* _Prompt_
Repeat the lines of the records from the line with "caption-label: re 3. (81, 1397, 157, 1431)" up to and including the line with "panel-a-xtick-label: -52.88 (101, 641, 149, 660)", reproducing each one unchanged.

* _Annotated region listings_
—————
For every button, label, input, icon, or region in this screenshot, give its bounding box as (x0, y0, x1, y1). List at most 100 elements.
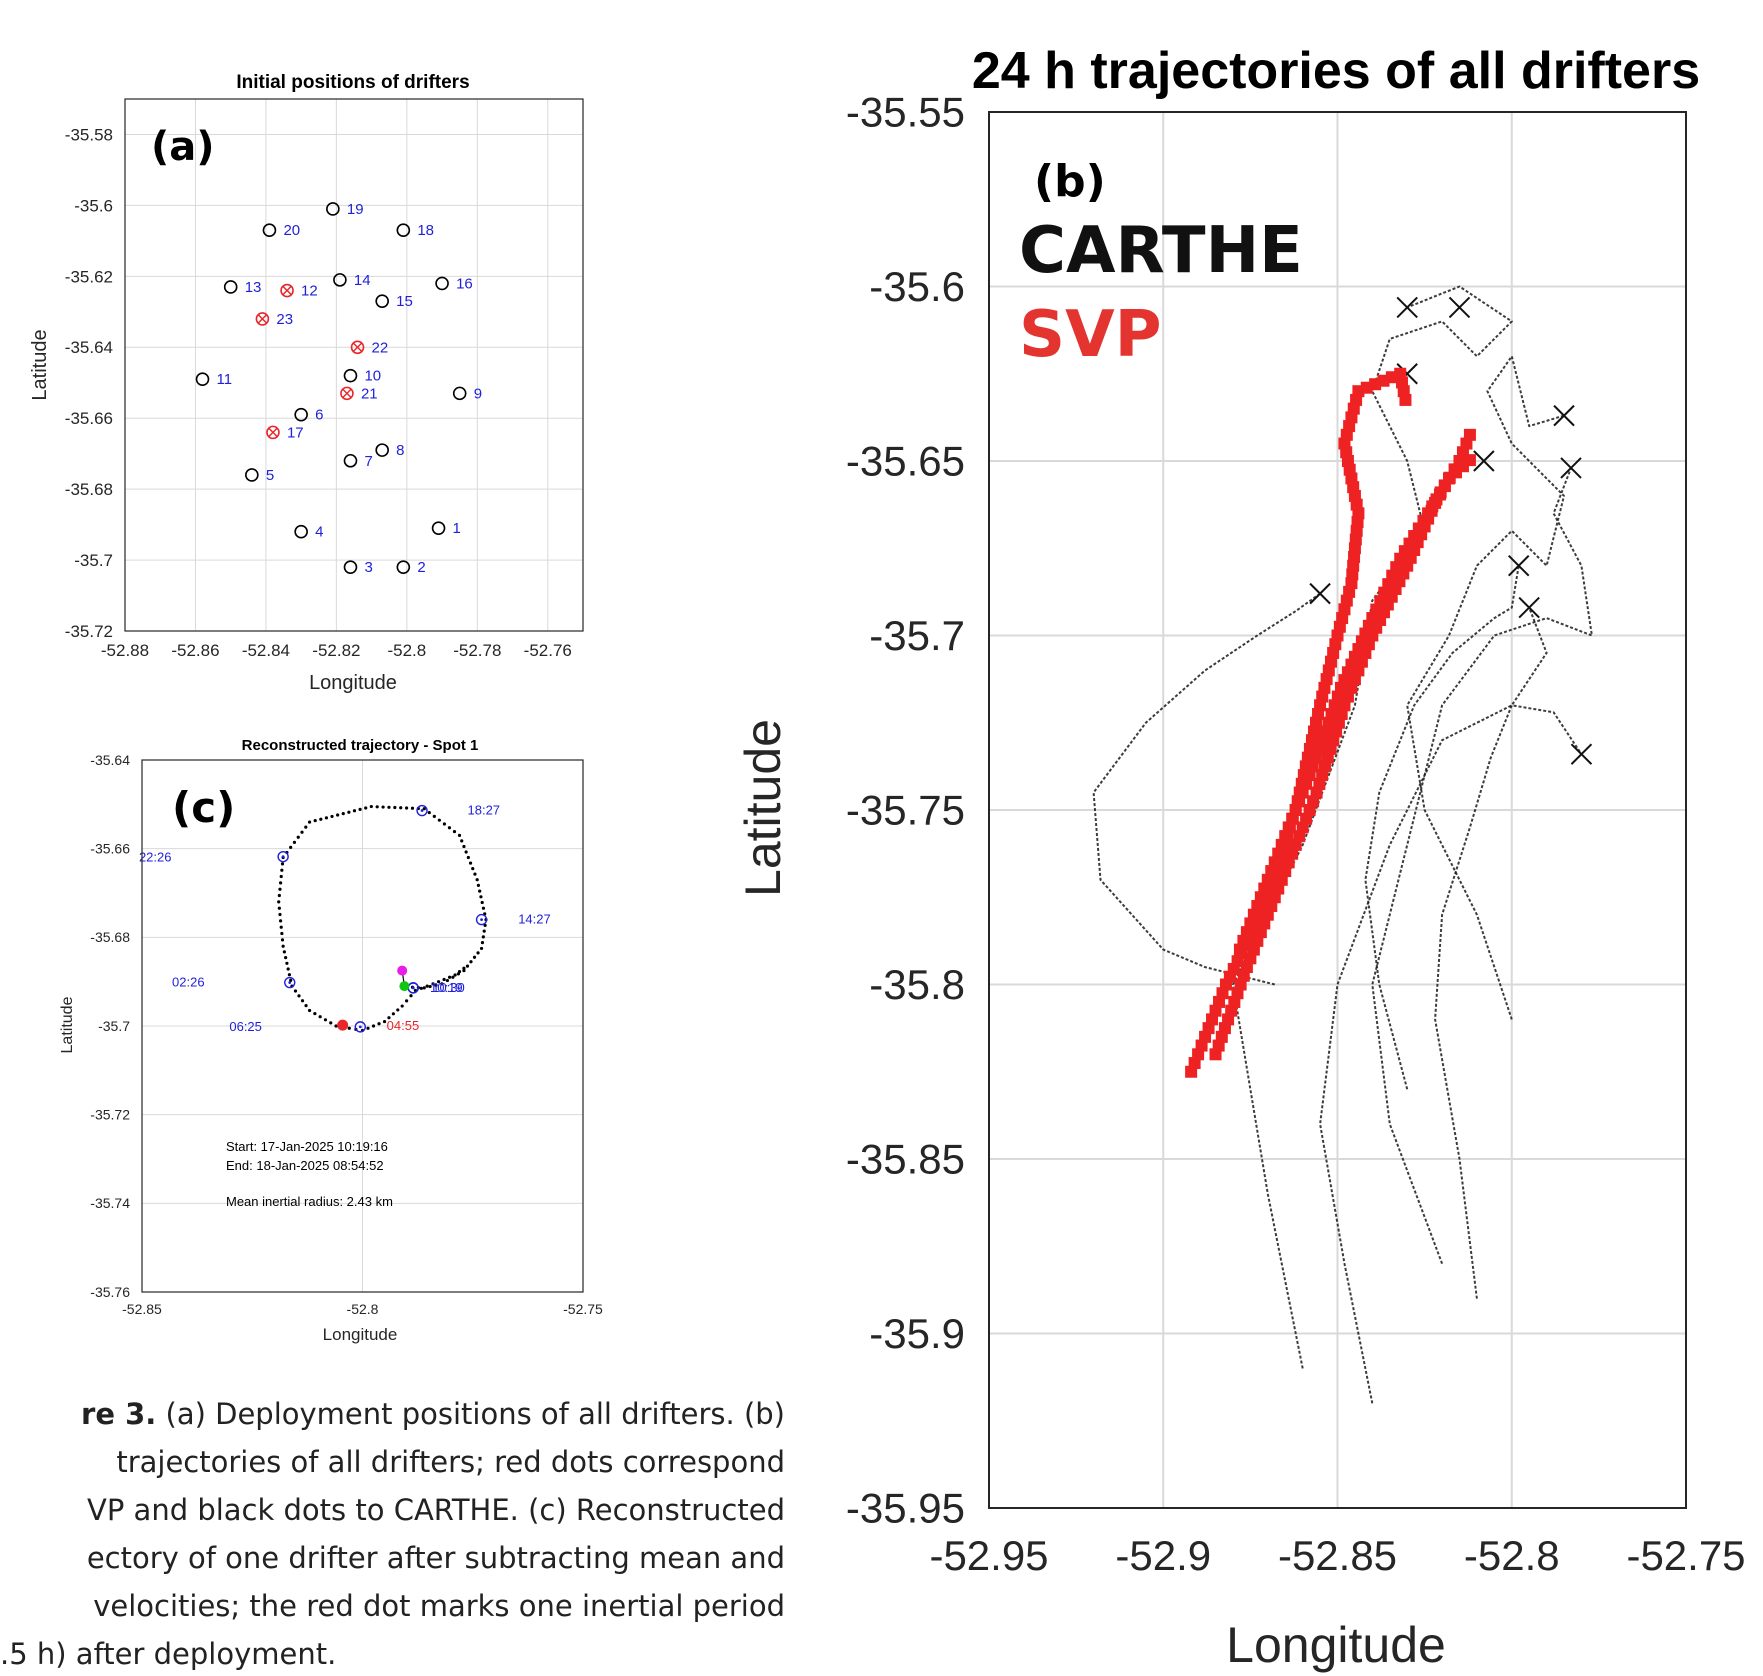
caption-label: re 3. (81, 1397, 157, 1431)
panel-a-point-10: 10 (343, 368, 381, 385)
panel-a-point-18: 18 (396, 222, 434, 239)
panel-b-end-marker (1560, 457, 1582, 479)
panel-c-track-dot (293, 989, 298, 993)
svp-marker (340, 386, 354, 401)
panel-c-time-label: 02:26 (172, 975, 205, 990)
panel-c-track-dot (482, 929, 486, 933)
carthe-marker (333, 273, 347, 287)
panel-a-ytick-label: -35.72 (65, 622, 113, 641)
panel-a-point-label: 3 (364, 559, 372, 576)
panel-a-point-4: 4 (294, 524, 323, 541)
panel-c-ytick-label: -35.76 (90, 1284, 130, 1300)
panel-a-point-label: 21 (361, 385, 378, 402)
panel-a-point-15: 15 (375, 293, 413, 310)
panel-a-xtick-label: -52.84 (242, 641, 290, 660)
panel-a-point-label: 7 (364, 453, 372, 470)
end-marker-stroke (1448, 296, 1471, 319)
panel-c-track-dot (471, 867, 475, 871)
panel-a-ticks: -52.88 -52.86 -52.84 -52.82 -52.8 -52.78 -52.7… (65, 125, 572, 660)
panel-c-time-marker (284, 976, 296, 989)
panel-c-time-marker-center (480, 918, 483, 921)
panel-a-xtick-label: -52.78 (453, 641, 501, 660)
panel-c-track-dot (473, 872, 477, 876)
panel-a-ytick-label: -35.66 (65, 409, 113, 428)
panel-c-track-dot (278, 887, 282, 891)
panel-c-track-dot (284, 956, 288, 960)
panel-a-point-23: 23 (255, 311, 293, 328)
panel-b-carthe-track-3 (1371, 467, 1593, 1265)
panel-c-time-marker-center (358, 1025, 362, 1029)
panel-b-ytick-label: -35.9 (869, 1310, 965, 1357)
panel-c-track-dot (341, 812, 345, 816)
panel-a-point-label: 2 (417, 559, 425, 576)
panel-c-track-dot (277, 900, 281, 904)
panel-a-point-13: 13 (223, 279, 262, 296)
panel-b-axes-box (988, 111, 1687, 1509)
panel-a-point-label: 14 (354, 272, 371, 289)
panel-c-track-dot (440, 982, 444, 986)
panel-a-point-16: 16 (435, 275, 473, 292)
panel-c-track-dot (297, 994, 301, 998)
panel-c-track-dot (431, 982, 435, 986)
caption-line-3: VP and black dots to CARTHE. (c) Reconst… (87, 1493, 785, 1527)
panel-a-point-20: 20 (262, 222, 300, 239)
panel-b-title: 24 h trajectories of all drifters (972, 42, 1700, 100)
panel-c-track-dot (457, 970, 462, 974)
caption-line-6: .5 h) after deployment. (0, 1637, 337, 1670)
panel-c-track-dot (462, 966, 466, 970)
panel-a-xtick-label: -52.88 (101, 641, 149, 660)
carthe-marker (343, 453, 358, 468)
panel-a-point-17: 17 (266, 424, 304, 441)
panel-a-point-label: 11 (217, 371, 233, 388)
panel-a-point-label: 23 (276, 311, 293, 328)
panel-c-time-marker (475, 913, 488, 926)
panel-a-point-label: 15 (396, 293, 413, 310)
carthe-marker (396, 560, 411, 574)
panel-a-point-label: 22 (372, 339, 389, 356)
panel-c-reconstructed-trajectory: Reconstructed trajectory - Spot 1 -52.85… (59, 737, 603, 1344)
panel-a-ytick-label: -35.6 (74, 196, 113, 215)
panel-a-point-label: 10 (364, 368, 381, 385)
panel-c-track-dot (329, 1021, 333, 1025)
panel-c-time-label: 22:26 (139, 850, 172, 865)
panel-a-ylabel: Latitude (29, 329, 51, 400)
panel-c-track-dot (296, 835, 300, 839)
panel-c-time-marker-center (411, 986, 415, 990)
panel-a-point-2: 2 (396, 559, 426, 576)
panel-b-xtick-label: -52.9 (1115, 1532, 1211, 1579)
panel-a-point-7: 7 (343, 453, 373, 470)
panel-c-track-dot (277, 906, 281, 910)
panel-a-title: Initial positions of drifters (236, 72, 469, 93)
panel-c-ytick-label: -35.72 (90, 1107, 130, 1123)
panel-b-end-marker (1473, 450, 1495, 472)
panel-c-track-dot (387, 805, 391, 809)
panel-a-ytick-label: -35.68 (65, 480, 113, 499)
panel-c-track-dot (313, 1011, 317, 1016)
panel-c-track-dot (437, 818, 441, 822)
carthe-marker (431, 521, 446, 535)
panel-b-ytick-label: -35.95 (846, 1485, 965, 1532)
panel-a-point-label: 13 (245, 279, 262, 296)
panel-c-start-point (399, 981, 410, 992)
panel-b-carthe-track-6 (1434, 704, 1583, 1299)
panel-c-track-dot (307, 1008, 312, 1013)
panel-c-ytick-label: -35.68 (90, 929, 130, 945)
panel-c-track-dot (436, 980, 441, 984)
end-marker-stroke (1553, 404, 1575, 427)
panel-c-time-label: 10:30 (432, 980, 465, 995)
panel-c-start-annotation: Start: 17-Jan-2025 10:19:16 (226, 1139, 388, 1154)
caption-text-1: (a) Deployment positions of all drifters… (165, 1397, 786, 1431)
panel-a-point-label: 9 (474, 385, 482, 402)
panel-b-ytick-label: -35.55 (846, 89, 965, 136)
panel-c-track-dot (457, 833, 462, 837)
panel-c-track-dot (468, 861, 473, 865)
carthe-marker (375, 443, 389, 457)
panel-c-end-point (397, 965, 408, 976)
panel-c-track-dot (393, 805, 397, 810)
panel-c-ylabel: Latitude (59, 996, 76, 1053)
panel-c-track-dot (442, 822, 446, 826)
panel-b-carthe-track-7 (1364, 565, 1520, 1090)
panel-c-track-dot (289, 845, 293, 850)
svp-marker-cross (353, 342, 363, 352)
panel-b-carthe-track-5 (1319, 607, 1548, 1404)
—————
* _Solved problem_
caption-label: re 3. (81, 1397, 157, 1431)
panel-a-point-10: 10 (343, 368, 381, 385)
panel-a-point-18: 18 (396, 222, 434, 239)
panel-b-end-marker (1560, 457, 1582, 479)
panel-c-track-dot (293, 989, 298, 993)
svp-marker (340, 386, 354, 401)
panel-c-time-label: 02:26 (172, 975, 205, 990)
panel-c-track-dot (482, 929, 486, 933)
carthe-marker (333, 273, 347, 287)
panel-a-ytick-label: -35.72 (65, 622, 113, 641)
panel-a-point-label: 3 (364, 559, 372, 576)
panel-a-point-4: 4 (294, 524, 323, 541)
panel-c-ytick-label: -35.76 (90, 1284, 130, 1300)
panel-a-point-label: 21 (361, 385, 378, 402)
panel-a-point-15: 15 (375, 293, 413, 310)
panel-a-xtick-label: -52.84 (242, 641, 290, 660)
panel-a-point-label: 7 (364, 453, 372, 470)
end-marker-stroke (1448, 296, 1471, 319)
panel-c-track-dot (471, 867, 475, 871)
panel-a-ticks: -52.88 -52.86 -52.84 -52.82 -52.8 -52.78 -52.7… (65, 125, 572, 660)
panel-c-time-marker (284, 976, 296, 989)
panel-c-time-marker-center (480, 918, 483, 921)
panel-a-xtick-label: -52.78 (453, 641, 501, 660)
panel-c-track-dot (473, 872, 477, 876)
panel-a-ytick-label: -35.66 (65, 409, 113, 428)
panel-c-track-dot (278, 887, 282, 891)
panel-c-track-dot (284, 956, 288, 960)
panel-a-point-23: 23 (255, 311, 293, 328)
panel-b-carthe-track-3 (1371, 467, 1593, 1265)
panel-c-time-marker-center (358, 1025, 362, 1029)
panel-b-ytick-label: -35.9 (869, 1310, 965, 1357)
panel-c-track-dot (341, 812, 345, 816)
panel-a-point-label: 2 (417, 559, 425, 576)
panel-c-track-dot (277, 900, 281, 904)
panel-a-point-13: 13 (223, 279, 262, 296)
panel-b-axes-box (988, 111, 1687, 1509)
panel-a-point-label: 14 (354, 272, 371, 289)
panel-c-track-dot (440, 982, 444, 986)
panel-a-point-16: 16 (435, 275, 473, 292)
panel-c-track-dot (297, 994, 301, 998)
panel-c-track-dot (431, 982, 435, 986)
caption-line-3: VP and black dots to CARTHE. (c) Reconst… (87, 1493, 785, 1527)
panel-a-point-20: 20 (262, 222, 300, 239)
panel-b-title: 24 h trajectories of all drifters (972, 42, 1700, 100)
panel-c-track-dot (457, 970, 462, 974)
caption-line-6: .5 h) after deployment. (0, 1637, 337, 1670)
panel-c-track-dot (462, 966, 466, 970)
panel-a-xtick-label: -52.88 (101, 641, 149, 660)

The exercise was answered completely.